Document page transcript entries
- - -
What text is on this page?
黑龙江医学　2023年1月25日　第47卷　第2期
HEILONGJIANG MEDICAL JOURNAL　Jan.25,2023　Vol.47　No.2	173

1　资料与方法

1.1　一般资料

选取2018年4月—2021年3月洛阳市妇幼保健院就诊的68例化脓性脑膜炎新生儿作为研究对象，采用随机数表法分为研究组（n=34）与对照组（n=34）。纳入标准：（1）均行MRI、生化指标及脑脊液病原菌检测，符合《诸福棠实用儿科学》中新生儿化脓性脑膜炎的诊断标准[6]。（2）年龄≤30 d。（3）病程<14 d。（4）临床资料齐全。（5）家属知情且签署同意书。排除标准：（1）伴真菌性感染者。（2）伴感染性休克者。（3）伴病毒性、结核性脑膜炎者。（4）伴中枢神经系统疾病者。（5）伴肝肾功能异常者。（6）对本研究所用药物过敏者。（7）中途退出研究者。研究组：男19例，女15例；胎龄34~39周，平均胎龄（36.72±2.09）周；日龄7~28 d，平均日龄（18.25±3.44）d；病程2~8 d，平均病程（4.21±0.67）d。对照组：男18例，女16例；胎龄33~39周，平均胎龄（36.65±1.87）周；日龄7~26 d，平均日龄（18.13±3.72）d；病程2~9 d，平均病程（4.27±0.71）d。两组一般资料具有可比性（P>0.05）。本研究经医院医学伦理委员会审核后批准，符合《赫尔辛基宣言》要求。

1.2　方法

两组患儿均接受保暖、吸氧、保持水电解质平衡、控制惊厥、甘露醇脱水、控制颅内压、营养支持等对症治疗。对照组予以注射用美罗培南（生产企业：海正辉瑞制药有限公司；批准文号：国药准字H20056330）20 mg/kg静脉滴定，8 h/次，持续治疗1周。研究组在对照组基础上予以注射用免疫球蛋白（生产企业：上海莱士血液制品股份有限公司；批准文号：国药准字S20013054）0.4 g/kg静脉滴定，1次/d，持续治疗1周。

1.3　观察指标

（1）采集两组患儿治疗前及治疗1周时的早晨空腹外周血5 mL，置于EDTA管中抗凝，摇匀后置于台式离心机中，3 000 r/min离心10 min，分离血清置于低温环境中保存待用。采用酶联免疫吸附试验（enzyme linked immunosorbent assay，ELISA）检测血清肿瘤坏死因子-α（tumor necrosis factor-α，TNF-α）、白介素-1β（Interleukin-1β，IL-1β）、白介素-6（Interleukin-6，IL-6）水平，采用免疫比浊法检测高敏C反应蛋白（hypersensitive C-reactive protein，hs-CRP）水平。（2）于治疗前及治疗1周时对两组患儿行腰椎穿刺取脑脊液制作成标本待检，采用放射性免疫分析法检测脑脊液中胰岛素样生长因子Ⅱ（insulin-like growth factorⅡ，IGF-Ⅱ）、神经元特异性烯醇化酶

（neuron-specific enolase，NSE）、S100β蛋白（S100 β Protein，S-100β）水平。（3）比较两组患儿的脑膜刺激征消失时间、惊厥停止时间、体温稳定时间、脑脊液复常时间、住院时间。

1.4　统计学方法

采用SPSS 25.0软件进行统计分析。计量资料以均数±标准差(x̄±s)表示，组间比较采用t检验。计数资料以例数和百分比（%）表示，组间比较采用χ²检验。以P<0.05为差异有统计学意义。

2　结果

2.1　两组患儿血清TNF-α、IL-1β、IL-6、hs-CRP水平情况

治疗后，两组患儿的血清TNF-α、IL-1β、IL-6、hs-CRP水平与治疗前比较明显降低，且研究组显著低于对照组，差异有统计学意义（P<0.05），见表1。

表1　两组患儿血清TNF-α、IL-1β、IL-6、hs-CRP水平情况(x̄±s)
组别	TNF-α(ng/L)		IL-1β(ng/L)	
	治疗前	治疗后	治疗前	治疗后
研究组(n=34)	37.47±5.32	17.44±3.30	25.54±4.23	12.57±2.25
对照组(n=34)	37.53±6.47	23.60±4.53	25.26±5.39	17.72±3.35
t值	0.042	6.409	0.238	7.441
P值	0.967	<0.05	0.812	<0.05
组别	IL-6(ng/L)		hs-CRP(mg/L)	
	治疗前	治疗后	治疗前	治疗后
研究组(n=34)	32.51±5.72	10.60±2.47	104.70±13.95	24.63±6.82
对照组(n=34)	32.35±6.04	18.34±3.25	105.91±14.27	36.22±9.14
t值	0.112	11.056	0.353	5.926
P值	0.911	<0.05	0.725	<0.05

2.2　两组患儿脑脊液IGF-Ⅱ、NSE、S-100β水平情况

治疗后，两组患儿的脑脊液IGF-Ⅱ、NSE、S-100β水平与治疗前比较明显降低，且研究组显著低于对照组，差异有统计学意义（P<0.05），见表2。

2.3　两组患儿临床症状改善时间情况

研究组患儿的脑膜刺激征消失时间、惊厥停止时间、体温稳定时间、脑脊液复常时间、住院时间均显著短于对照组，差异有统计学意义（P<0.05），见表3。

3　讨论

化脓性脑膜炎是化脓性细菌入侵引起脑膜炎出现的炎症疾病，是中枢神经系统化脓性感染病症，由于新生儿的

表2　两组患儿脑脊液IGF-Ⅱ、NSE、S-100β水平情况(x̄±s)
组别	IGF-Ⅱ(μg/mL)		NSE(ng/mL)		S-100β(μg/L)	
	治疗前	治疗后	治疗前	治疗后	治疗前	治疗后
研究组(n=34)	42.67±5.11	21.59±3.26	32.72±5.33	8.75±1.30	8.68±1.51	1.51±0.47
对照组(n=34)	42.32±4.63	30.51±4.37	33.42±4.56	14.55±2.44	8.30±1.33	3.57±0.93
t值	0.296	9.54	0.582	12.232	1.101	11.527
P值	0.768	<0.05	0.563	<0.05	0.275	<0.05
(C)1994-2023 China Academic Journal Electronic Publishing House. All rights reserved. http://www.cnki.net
- - -
> **Task directions**: Every line above has to be restated word for word.

> **Response to this task**:
What text is on this page?
黑龙江医学　2023年1月25日　第47卷　第2期
HEILONGJIANG MEDICAL JOURNAL　Jan.25,2023　Vol.47　No.2	173

1　资料与方法

1.1　一般资料

选取2018年4月—2021年3月洛阳市妇幼保健院就诊的68例化脓性脑膜炎新生儿作为研究对象，采用随机数表法分为研究组（n=34）与对照组（n=34）。纳入标准：（1）均行MRI、生化指标及脑脊液病原菌检测，符合《诸福棠实用儿科学》中新生儿化脓性脑膜炎的诊断标准[6]。（2）年龄≤30 d。（3）病程<14 d。（4）临床资料齐全。（5）家属知情且签署同意书。排除标准：（1）伴真菌性感染者。（2）伴感染性休克者。（3）伴病毒性、结核性脑膜炎者。（4）伴中枢神经系统疾病者。（5）伴肝肾功能异常者。（6）对本研究所用药物过敏者。（7）中途退出研究者。研究组：男19例，女15例；胎龄34~39周，平均胎龄（36.72±2.09）周；日龄7~28 d，平均日龄（18.25±3.44）d；病程2~8 d，平均病程（4.21±0.67）d。对照组：男18例，女16例；胎龄33~39周，平均胎龄（36.65±1.87）周；日龄7~26 d，平均日龄（18.13±3.72）d；病程2~9 d，平均病程（4.27±0.71）d。两组一般资料具有可比性（P>0.05）。本研究经医院医学伦理委员会审核后批准，符合《赫尔辛基宣言》要求。

1.2　方法

两组患儿均接受保暖、吸氧、保持水电解质平衡、控制惊厥、甘露醇脱水、控制颅内压、营养支持等对症治疗。对照组予以注射用美罗培南（生产企业：海正辉瑞制药有限公司；批准文号：国药准字H20056330）20 mg/kg静脉滴定，8 h/次，持续治疗1周。研究组在对照组基础上予以注射用免疫球蛋白（生产企业：上海莱士血液制品股份有限公司；批准文号：国药准字S20013054）0.4 g/kg静脉滴定，1次/d，持续治疗1周。

1.3　观察指标

（1）采集两组患儿治疗前及治疗1周时的早晨空腹外周血5 mL，置于EDTA管中抗凝，摇匀后置于台式离心机中，3 000 r/min离心10 min，分离血清置于低温环境中保存待用。采用酶联免疫吸附试验（enzyme linked immunosorbent assay，ELISA）检测血清肿瘤坏死因子-α（tumor necrosis factor-α，TNF-α）、白介素-1β（Interleukin-1β，IL-1β）、白介素-6（Interleukin-6，IL-6）水平，采用免疫比浊法检测高敏C反应蛋白（hypersensitive C-reactive protein，hs-CRP）水平。（2）于治疗前及治疗1周时对两组患儿行腰椎穿刺取脑脊液制作成标本待检，采用放射性免疫分析法检测脑脊液中胰岛素样生长因子Ⅱ（insulin-like growth factorⅡ，IGF-Ⅱ）、神经元特异性烯醇化酶

（neuron-specific enolase，NSE）、S100β蛋白（S100 β Protein，S-100β）水平。（3）比较两组患儿的脑膜刺激征消失时间、惊厥停止时间、体温稳定时间、脑脊液复常时间、住院时间。

1.4　统计学方法

采用SPSS 25.0软件进行统计分析。计量资料以均数±标准差(x̄±s)表示，组间比较采用t检验。计数资料以例数和百分比（%）表示，组间比较采用χ²检验。以P<0.05为差异有统计学意义。

2　结果

2.1　两组患儿血清TNF-α、IL-1β、IL-6、hs-CRP水平情况

治疗后，两组患儿的血清TNF-α、IL-1β、IL-6、hs-CRP水平与治疗前比较明显降低，且研究组显著低于对照组，差异有统计学意义（P<0.05），见表1。

表1　两组患儿血清TNF-α、IL-1β、IL-6、hs-CRP水平情况(x̄±s)
组别	TNF-α(ng/L)		IL-1β(ng/L)	
	治疗前	治疗后	治疗前	治疗后
研究组(n=34)	37.47±5.32	17.44±3.30	25.54±4.23	12.57±2.25
对照组(n=34)	37.53±6.47	23.60±4.53	25.26±5.39	17.72±3.35
t值	0.042	6.409	0.238	7.441
P值	0.967	<0.05	0.812	<0.05
组别	IL-6(ng/L)		hs-CRP(mg/L)	
	治疗前	治疗后	治疗前	治疗后
研究组(n=34)	32.51±5.72	10.60±2.47	104.70±13.95	24.63±6.82
对照组(n=34)	32.35±6.04	18.34±3.25	105.91±14.27	36.22±9.14
t值	0.112	11.056	0.353	5.926
P值	0.911	<0.05	0.725	<0.05

2.2　两组患儿脑脊液IGF-Ⅱ、NSE、S-100β水平情况

治疗后，两组患儿的脑脊液IGF-Ⅱ、NSE、S-100β水平与治疗前比较明显降低，且研究组显著低于对照组，差异有统计学意义（P<0.05），见表2。

2.3　两组患儿临床症状改善时间情况

研究组患儿的脑膜刺激征消失时间、惊厥停止时间、体温稳定时间、脑脊液复常时间、住院时间均显著短于对照组，差异有统计学意义（P<0.05），见表3。

3　讨论

化脓性脑膜炎是化脓性细菌入侵引起脑膜炎出现的炎症疾病，是中枢神经系统化脓性感染病症，由于新生儿的

表2　两组患儿脑脊液IGF-Ⅱ、NSE、S-100β水平情况(x̄±s)
组别	IGF-Ⅱ(μg/mL)		NSE(ng/mL)		S-100β(μg/L)	
	治疗前	治疗后	治疗前	治疗后	治疗前	治疗后
研究组(n=34)	42.67±5.11	21.59±3.26	32.72±5.33	8.75±1.30	8.68±1.51	1.51±0.47
对照组(n=34)	42.32±4.63	30.51±4.37	33.42±4.56	14.55±2.44	8.30±1.33	3.57±0.93
t值	0.296	9.54	0.582	12.232	1.101	11.527
P值	0.768	<0.05	0.563	<0.05	0.275	<0.05
(C)1994-2023 China Academic Journal Electronic Publishing House. All rights reserved. http://www.cnki.net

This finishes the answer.